=== GIVEN REQUEST ===
Transcribe the entries that follow, word for word.

=== TASK INPUTS ===
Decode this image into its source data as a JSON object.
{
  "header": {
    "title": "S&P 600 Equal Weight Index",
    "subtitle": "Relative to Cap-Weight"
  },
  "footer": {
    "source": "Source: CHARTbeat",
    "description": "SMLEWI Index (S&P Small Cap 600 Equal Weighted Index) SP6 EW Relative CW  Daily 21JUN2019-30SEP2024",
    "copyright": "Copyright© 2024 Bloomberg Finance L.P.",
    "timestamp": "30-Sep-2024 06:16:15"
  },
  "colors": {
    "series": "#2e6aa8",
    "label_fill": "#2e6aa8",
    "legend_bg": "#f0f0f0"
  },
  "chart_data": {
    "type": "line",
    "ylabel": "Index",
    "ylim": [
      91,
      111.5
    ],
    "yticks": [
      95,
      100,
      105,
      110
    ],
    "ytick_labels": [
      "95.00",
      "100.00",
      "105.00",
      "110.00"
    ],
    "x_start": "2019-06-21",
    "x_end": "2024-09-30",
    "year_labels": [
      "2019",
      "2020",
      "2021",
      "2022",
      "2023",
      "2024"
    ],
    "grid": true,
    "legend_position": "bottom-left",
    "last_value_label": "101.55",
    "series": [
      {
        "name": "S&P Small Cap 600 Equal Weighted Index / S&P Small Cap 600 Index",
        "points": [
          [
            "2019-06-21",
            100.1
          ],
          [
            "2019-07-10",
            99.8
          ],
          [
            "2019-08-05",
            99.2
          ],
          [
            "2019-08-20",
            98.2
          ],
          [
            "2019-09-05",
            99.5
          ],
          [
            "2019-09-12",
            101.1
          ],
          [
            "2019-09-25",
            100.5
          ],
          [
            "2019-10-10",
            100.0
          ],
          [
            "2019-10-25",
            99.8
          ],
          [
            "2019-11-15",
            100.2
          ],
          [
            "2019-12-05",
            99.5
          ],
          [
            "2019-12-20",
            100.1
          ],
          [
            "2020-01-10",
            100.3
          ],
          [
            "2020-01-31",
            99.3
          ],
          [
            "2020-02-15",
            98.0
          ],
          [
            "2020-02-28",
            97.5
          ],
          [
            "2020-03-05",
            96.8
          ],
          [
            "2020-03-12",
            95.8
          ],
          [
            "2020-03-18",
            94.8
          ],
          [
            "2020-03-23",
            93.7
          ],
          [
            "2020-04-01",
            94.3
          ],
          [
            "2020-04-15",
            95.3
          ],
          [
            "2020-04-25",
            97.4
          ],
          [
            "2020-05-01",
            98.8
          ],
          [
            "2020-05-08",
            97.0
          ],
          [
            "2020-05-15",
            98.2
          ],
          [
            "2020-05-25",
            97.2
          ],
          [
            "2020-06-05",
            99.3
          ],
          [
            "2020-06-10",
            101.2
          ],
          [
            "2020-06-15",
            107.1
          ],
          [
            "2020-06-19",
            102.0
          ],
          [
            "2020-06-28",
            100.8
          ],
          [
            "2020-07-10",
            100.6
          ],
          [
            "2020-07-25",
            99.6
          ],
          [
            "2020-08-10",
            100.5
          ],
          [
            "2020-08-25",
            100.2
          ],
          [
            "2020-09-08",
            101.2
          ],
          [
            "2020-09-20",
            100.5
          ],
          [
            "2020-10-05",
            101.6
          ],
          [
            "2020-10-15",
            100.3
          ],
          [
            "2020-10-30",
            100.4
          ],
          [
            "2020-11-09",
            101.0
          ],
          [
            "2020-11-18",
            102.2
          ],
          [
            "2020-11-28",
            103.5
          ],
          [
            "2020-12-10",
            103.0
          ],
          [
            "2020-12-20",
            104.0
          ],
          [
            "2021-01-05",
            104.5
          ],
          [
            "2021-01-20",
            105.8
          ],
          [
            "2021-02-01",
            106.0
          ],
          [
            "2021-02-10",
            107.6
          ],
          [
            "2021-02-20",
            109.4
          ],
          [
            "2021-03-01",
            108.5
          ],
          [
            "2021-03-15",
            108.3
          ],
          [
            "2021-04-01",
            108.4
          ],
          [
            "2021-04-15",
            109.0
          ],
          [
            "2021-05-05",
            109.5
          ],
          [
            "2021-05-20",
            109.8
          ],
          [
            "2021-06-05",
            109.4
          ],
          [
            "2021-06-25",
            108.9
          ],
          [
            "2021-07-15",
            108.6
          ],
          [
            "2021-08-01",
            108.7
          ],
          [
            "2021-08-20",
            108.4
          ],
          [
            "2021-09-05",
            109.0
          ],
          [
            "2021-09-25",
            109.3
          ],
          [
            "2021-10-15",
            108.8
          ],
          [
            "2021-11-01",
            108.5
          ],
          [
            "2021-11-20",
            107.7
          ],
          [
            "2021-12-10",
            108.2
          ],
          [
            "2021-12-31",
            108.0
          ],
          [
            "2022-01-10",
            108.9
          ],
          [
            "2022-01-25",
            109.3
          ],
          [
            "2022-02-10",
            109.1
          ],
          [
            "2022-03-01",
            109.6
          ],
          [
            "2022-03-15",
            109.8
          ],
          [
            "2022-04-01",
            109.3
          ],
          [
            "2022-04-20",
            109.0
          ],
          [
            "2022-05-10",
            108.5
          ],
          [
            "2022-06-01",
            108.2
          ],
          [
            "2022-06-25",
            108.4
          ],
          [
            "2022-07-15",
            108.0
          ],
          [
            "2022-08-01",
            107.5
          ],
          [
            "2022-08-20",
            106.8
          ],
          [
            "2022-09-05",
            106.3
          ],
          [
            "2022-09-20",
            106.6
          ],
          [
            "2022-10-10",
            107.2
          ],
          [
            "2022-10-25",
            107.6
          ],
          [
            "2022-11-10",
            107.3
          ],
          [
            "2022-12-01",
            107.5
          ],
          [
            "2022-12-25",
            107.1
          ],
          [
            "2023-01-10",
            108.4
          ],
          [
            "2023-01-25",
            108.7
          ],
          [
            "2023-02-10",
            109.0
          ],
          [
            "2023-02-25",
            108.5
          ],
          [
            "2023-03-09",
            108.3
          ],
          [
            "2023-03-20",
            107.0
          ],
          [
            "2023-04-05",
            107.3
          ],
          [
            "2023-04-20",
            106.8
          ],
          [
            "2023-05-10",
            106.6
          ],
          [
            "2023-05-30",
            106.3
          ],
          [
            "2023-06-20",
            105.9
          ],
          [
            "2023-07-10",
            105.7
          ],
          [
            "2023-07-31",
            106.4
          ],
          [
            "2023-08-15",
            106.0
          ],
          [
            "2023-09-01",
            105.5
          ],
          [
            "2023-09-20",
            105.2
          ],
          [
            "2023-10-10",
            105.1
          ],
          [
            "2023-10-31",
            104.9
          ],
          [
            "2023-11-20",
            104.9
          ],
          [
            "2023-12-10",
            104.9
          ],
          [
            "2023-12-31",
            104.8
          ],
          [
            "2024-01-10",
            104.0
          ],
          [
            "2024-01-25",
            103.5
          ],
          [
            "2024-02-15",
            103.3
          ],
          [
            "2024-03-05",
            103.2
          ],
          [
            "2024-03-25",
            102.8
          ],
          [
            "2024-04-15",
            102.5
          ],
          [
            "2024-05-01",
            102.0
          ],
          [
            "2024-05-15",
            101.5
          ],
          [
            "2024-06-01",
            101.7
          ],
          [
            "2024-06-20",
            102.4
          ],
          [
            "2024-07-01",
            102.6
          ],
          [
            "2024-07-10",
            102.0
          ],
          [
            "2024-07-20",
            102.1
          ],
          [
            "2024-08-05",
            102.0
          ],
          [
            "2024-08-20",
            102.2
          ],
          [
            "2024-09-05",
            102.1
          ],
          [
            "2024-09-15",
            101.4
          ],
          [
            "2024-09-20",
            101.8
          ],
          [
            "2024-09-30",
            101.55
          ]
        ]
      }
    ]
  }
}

=== PROBLEM SOLUTION ===
Decode this image into its source data as a JSON object.
{
  "header": {
    "title": "S&P 600 Equal Weight Index",
    "subtitle": "Relative to Cap-Weight"
  },
  "footer": {
    "source": "Source: CHARTbeat",
    "description": "SMLEWI Index (S&P Small Cap 600 Equal Weighted Index) SP6 EW Relative CW  Daily 21JUN2019-30SEP2024",
    "copyright": "Copyright© 2024 Bloomberg Finance L.P.",
    "timestamp": "30-Sep-2024 06:16:15"
  },
  "colors": {
    "series": "#2e6aa8",
    "label_fill": "#2e6aa8",
    "legend_bg": "#f0f0f0"
  },
  "chart_data": {
    "type": "line",
    "ylabel": "Index",
    "ylim": [
      91,
      111.5
    ],
    "yticks": [
      95,
      100,
      105,
      110
    ],
    "ytick_labels": [
      "95.00",
      "100.00",
      "105.00",
      "110.00"
    ],
    "x_start": "2019-06-21",
    "x_end": "2024-09-30",
    "year_labels": [
      "2019",
      "2020",
      "2021",
      "2022",
      "2023",
      "2024"
    ],
    "grid": true,
    "legend_position": "bottom-left",
    "last_value_label": "101.55",
    "series": [
      {
        "name": "S&P Small Cap 600 Equal Weighted Index / S&P Small Cap 600 Index",
        "points": [
          [
            "2019-06-21",
            100.1
          ],
          [
            "2019-07-10",
            99.8
          ],
          [
            "2019-08-05",
            99.2
          ],
          [
            "2019-08-20",
            98.2
          ],
          [
            "2019-09-05",
            99.5
          ],
          [
            "2019-09-12",
            101.1
          ],
          [
            "2019-09-25",
            100.5
          ],
          [
            "2019-10-10",
            100.0
          ],
          [
            "2019-10-25",
            99.8
          ],
          [
            "2019-11-15",
            100.2
          ],
          [
            "2019-12-05",
            99.5
          ],
          [
            "2019-12-20",
            100.1
          ],
          [
            "2020-01-10",
            100.3
          ],
          [
            "2020-01-31",
            99.3
          ],
          [
            "2020-02-15",
            98.0
          ],
          [
            "2020-02-28",
            97.5
          ],
          [
            "2020-03-05",
            96.8
          ],
          [
            "2020-03-12",
            95.8
          ],
          [
            "2020-03-18",
            94.8
          ],
          [
            "2020-03-23",
            93.7
          ],
          [
            "2020-04-01",
            94.3
          ],
          [
            "2020-04-15",
            95.3
          ],
          [
            "2020-04-25",
            97.4
          ],
          [
            "2020-05-01",
            98.8
          ],
          [
            "2020-05-08",
            97.0
          ],
          [
            "2020-05-15",
            98.2
          ],
          [
            "2020-05-25",
            97.2
          ],
          [
            "2020-06-05",
            99.3
          ],
          [
            "2020-06-10",
            101.2
          ],
          [
            "2020-06-15",
            107.1
          ],
          [
            "2020-06-19",
            102.0
          ],
          [
            "2020-06-28",
            100.8
          ],
          [
            "2020-07-10",
            100.6
          ],
          [
            "2020-07-25",
            99.6
          ],
          [
            "2020-08-10",
            100.5
          ],
          [
            "2020-08-25",
            100.2
          ],
          [
            "2020-09-08",
            101.2
          ],
          [
            "2020-09-20",
            100.5
          ],
          [
            "2020-10-05",
            101.6
          ],
          [
            "2020-10-15",
            100.3
          ],
          [
            "2020-10-30",
            100.4
          ],
          [
            "2020-11-09",
            101.0
          ],
          [
            "2020-11-18",
            102.2
          ],
          [
            "2020-11-28",
            103.5
          ],
          [
            "2020-12-10",
            103.0
          ],
          [
            "2020-12-20",
            104.0
          ],
          [
            "2021-01-05",
            104.5
          ],
          [
            "2021-01-20",
            105.8
          ],
          [
            "2021-02-01",
            106.0
          ],
          [
            "2021-02-10",
            107.6
          ],
          [
            "2021-02-20",
            109.4
          ],
          [
            "2021-03-01",
            108.5
          ],
          [
            "2021-03-15",
            108.3
          ],
          [
            "2021-04-01",
            108.4
          ],
          [
            "2021-04-15",
            109.0
          ],
          [
            "2021-05-05",
            109.5
          ],
          [
            "2021-05-20",
            109.8
          ],
          [
            "2021-06-05",
            109.4
          ],
          [
            "2021-06-25",
            108.9
          ],
          [
            "2021-07-15",
            108.6
          ],
          [
            "2021-08-01",
            108.7
          ],
          [
            "2021-08-20",
            108.4
          ],
          [
            "2021-09-05",
            109.0
          ],
          [
            "2021-09-25",
            109.3
          ],
          [
            "2021-10-15",
            108.8
          ],
          [
            "2021-11-01",
            108.5
          ],
          [
            "2021-11-20",
            107.7
          ],
          [
            "2021-12-10",
            108.2
          ],
          [
            "2021-12-31",
            108.0
          ],
          [
            "2022-01-10",
            108.9
          ],
          [
            "2022-01-25",
            109.3
          ],
          [
            "2022-02-10",
            109.1
          ],
          [
            "2022-03-01",
            109.6
          ],
          [
            "2022-03-15",
            109.8
          ],
          [
            "2022-04-01",
            109.3
          ],
          [
            "2022-04-20",
            109.0
          ],
          [
            "2022-05-10",
            108.5
          ],
          [
            "2022-06-01",
            108.2
          ],
          [
            "2022-06-25",
            108.4
          ],
          [
            "2022-07-15",
            108.0
          ],
          [
            "2022-08-01",
            107.5
          ],
          [
            "2022-08-20",
            106.8
          ],
          [
            "2022-09-05",
            106.3
          ],
          [
            "2022-09-20",
            106.6
          ],
          [
            "2022-10-10",
            107.2
          ],
          [
            "2022-10-25",
            107.6
          ],
          [
            "2022-11-10",
            107.3
          ],
          [
            "2022-12-01",
            107.5
          ],
          [
            "2022-12-25",
            107.1
          ],
          [
            "2023-01-10",
            108.4
          ],
          [
            "2023-01-25",
            108.7
          ],
          [
            "2023-02-10",
            109.0
          ],
          [
            "2023-02-25",
            108.5
          ],
          [
            "2023-03-09",
            108.3
          ],
          [
            "2023-03-20",
            107.0
          ],
          [
            "2023-04-05",
            107.3
          ],
          [
            "2023-04-20",
            106.8
          ],
          [
            "2023-05-10",
            106.6
          ],
          [
            "2023-05-30",
            106.3
          ],
          [
            "2023-06-20",
            105.9
          ],
          [
            "2023-07-10",
            105.7
          ],
          [
            "2023-07-31",
            106.4
          ],
          [
            "2023-08-15",
            106.0
          ],
          [
            "2023-09-01",
            105.5
          ],
          [
            "2023-09-20",
            105.2
          ],
          [
            "2023-10-10",
            105.1
          ],
          [
            "2023-10-31",
            104.9
          ],
          [
            "2023-11-20",
            104.9
          ],
          [
            "2023-12-10",
            104.9
          ],
          [
            "2023-12-31",
            104.8
          ],
          [
            "2024-01-10",
            104.0
          ],
          [
            "2024-01-25",
            103.5
          ],
          [
            "2024-02-15",
            103.3
          ],
          [
            "2024-03-05",
            103.2
          ],
          [
            "2024-03-25",
            102.8
          ],
          [
            "2024-04-15",
            102.5
          ],
          [
            "2024-05-01",
            102.0
          ],
          [
            "2024-05-15",
            101.5
          ],
          [
            "2024-06-01",
            101.7
          ],
          [
            "2024-06-20",
            102.4
          ],
          [
            "2024-07-01",
            102.6
          ],
          [
            "2024-07-10",
            102.0
          ],
          [
            "2024-07-20",
            102.1
          ],
          [
            "2024-08-05",
            102.0
          ],
          [
            "2024-08-20",
            102.2
          ],
          [
            "2024-09-05",
            102.1
          ],
          [
            "2024-09-15",
            101.4
          ],
          [
            "2024-09-20",
            101.8
          ],
          [
            "2024-09-30",
            101.55
          ]
        ]
      }
    ]
  }
}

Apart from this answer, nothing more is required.